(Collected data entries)
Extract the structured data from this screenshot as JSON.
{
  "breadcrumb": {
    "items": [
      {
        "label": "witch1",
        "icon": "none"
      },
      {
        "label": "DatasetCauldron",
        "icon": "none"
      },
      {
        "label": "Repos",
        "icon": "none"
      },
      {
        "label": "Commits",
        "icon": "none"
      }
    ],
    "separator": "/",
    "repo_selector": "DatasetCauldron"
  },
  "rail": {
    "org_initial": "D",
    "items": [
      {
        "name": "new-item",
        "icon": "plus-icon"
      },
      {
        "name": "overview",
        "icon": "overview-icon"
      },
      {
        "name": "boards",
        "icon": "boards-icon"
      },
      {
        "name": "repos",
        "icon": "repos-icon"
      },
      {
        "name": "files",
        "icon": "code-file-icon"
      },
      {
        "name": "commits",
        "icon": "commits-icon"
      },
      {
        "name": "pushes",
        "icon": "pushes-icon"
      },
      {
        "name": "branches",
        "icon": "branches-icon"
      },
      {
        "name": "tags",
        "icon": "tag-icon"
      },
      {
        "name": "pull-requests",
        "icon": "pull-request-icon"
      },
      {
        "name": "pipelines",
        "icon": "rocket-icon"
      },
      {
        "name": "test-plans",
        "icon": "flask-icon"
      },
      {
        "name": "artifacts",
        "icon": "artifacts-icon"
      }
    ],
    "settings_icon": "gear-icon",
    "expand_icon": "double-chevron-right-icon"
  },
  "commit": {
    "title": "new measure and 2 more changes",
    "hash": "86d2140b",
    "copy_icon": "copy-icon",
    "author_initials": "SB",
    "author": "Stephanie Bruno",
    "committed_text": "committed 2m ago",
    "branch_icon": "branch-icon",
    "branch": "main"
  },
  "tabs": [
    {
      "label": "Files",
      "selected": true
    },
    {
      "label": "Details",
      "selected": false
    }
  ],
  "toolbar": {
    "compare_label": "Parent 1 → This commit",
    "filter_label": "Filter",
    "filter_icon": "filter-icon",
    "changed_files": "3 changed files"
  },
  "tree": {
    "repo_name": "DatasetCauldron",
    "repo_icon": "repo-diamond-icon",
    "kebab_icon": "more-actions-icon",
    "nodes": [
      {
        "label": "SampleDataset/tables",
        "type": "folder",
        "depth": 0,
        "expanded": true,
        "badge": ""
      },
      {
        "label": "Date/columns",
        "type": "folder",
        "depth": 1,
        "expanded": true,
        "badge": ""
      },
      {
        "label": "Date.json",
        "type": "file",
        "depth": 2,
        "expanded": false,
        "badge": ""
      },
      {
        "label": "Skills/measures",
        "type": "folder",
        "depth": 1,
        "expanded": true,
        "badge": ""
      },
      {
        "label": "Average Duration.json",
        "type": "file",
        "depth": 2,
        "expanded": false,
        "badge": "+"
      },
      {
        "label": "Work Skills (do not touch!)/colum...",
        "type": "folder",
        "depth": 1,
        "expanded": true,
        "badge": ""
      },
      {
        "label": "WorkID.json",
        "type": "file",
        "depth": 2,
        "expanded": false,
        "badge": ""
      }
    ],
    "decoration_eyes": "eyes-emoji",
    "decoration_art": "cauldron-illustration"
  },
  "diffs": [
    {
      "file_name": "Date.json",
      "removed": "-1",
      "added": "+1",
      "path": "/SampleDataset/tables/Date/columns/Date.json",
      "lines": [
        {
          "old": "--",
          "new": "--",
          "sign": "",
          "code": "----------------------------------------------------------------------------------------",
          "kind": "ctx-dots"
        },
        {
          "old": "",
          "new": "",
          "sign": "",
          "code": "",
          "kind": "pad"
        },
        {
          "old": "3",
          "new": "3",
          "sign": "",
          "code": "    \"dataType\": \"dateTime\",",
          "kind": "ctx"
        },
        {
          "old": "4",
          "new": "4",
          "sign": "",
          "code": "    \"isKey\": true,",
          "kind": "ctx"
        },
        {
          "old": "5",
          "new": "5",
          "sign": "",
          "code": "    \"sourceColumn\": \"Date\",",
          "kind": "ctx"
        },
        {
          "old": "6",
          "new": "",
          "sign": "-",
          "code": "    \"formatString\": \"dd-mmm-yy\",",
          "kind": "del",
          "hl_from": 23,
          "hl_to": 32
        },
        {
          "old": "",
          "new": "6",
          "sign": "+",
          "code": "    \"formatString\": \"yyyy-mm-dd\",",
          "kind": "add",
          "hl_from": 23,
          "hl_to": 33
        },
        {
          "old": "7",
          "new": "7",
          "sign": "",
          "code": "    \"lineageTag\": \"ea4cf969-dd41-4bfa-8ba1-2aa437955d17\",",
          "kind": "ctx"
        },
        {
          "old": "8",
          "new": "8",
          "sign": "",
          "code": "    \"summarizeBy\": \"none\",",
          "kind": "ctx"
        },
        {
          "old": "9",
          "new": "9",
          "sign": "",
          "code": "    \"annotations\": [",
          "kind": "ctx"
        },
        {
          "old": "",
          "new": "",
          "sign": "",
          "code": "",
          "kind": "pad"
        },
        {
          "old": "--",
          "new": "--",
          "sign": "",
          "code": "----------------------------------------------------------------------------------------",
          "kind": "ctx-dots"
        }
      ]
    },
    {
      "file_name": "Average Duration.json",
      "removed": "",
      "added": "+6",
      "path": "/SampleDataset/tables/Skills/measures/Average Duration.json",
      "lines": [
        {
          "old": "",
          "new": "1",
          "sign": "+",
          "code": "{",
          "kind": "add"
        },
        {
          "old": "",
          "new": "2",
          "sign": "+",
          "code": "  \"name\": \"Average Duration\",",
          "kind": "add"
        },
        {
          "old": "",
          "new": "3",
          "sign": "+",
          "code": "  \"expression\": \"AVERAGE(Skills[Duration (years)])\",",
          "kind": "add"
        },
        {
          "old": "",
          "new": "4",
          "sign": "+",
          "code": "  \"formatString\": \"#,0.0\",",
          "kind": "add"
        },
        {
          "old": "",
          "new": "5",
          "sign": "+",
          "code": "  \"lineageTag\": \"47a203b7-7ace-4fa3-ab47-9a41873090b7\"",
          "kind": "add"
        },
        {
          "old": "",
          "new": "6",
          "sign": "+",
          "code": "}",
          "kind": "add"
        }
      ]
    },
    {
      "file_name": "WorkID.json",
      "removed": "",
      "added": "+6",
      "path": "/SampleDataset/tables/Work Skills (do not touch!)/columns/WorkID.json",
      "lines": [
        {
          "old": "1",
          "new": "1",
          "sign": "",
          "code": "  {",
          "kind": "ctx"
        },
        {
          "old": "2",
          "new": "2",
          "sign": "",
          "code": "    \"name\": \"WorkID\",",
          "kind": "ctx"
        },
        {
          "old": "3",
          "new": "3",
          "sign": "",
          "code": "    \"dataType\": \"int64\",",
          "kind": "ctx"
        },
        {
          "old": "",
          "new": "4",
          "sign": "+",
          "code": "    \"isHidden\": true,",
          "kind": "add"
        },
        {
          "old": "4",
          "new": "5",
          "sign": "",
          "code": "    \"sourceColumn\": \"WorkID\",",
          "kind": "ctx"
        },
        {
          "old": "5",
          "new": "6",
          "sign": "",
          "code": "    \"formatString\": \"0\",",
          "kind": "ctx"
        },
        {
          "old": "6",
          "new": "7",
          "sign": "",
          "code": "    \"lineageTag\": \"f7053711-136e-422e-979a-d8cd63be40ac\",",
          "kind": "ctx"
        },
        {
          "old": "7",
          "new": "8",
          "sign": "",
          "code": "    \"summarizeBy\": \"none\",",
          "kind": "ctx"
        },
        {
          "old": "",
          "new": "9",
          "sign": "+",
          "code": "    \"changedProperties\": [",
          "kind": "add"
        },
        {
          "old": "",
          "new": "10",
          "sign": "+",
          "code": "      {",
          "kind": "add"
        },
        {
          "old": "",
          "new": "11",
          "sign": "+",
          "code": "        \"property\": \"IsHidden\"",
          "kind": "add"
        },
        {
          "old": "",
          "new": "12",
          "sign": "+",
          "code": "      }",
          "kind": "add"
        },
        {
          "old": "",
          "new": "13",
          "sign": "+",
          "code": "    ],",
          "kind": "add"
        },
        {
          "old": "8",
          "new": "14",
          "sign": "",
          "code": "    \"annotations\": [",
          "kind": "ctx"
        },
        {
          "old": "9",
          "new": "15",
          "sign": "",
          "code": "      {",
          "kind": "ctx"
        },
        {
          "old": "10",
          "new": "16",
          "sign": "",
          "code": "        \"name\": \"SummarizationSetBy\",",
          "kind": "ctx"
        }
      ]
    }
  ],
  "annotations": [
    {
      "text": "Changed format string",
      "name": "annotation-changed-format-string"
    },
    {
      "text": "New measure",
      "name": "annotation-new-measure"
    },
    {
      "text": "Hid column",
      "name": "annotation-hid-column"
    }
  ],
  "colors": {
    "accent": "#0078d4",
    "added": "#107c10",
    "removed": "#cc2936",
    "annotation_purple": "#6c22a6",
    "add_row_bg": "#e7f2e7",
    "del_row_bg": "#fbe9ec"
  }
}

→ REQUIRED WORK:
Copy out each line in the listing that has the word "DatasetCauldron".

→ COMPLETE RESPONSE:
        "label": "DatasetCauldron",
    "repo_selector": "DatasetCauldron"
    "repo_name": "DatasetCauldron",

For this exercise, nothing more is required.